Extracted data entries:
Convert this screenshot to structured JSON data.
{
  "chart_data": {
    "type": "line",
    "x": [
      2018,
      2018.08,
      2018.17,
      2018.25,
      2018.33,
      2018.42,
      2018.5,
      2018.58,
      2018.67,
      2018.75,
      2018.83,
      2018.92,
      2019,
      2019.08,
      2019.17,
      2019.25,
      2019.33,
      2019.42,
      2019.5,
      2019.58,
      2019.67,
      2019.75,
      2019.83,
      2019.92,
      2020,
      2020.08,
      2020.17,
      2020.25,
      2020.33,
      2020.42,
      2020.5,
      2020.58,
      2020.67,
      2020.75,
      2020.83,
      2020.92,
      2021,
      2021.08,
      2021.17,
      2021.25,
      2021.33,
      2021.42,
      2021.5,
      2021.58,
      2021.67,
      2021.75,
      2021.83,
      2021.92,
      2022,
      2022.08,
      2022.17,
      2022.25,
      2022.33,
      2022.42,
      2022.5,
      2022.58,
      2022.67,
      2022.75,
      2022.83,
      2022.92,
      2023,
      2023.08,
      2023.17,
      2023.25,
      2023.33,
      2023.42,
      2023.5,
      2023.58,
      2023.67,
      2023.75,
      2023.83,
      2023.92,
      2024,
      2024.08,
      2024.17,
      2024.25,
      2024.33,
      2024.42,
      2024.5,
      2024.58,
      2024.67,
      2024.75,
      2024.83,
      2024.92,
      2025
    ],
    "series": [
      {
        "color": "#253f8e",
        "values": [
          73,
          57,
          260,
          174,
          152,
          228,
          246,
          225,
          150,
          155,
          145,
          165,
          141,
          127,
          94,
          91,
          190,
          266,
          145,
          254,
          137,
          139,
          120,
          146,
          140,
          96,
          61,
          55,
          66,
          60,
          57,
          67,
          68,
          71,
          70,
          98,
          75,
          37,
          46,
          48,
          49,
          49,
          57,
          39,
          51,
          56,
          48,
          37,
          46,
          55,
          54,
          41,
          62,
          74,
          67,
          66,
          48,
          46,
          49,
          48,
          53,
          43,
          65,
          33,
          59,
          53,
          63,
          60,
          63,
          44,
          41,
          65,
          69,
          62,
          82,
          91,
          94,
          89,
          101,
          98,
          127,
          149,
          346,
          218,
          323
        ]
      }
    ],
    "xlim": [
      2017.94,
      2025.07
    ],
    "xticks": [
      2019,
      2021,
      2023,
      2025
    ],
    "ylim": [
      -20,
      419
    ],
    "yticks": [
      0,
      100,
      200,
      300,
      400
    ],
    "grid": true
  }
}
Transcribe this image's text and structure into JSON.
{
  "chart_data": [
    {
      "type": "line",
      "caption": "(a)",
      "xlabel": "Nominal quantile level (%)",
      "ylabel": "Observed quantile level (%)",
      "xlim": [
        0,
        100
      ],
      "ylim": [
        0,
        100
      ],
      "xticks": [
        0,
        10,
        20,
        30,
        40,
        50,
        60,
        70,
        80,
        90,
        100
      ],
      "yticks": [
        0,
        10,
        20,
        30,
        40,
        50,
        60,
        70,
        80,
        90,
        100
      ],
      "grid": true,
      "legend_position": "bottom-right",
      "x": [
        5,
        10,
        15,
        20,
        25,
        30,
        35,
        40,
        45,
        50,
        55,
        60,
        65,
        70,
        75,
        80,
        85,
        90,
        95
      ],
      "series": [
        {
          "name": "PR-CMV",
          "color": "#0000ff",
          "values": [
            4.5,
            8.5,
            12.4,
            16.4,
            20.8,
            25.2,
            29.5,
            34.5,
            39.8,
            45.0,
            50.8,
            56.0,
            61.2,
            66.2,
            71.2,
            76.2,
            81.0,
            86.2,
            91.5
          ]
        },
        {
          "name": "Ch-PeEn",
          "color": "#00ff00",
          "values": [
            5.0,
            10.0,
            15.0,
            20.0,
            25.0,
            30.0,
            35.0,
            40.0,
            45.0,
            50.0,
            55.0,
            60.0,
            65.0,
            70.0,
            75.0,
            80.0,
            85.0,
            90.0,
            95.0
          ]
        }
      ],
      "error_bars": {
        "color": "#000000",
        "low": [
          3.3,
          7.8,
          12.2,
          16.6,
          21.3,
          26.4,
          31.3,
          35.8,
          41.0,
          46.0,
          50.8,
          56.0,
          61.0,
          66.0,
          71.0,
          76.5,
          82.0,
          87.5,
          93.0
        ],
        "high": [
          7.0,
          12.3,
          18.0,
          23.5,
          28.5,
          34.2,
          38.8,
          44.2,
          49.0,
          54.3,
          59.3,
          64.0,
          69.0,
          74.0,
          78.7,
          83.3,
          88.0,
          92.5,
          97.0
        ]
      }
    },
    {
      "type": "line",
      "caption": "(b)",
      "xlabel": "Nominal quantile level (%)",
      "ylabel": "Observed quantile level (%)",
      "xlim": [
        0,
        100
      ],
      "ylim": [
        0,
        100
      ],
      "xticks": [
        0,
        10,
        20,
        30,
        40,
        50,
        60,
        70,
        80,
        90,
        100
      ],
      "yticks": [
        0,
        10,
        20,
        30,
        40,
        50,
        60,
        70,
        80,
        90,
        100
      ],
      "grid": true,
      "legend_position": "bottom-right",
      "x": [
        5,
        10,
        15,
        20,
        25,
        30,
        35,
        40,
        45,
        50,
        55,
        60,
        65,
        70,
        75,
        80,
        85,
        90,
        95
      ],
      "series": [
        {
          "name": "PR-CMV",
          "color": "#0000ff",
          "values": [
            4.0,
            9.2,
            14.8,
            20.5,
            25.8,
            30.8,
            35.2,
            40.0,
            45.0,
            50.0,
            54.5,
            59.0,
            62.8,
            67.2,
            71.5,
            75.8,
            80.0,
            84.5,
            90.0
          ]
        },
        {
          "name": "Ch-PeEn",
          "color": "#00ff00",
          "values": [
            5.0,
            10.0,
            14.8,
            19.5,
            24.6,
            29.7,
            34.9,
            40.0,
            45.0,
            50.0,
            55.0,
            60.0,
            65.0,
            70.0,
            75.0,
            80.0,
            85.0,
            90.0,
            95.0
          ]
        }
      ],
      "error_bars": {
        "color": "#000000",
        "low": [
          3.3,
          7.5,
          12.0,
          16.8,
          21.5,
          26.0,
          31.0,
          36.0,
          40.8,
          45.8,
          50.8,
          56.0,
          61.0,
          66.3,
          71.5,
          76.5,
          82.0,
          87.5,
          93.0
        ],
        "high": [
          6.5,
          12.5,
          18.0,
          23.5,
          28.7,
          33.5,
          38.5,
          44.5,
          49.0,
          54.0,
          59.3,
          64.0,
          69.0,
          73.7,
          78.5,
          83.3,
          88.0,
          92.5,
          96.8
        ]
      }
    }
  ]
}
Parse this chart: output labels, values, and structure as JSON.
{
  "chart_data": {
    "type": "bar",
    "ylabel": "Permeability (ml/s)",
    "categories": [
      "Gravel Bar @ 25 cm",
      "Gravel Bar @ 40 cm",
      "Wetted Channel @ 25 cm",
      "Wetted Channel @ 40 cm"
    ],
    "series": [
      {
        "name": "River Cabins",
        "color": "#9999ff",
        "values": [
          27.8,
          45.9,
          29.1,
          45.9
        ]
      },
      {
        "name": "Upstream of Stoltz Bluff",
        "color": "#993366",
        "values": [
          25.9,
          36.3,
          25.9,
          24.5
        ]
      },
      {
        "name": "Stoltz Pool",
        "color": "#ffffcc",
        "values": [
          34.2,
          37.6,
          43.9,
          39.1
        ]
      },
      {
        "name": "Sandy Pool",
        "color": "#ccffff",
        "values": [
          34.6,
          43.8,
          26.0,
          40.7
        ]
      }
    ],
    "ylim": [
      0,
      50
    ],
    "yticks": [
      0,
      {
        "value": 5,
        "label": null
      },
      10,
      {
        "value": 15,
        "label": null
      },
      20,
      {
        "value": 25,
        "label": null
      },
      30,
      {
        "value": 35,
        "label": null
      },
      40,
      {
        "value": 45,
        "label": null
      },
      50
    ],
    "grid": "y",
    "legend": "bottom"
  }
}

Exercise prompt - Look through the entries above and count each line holding "name"; report the count alone.

Exercise answer - 8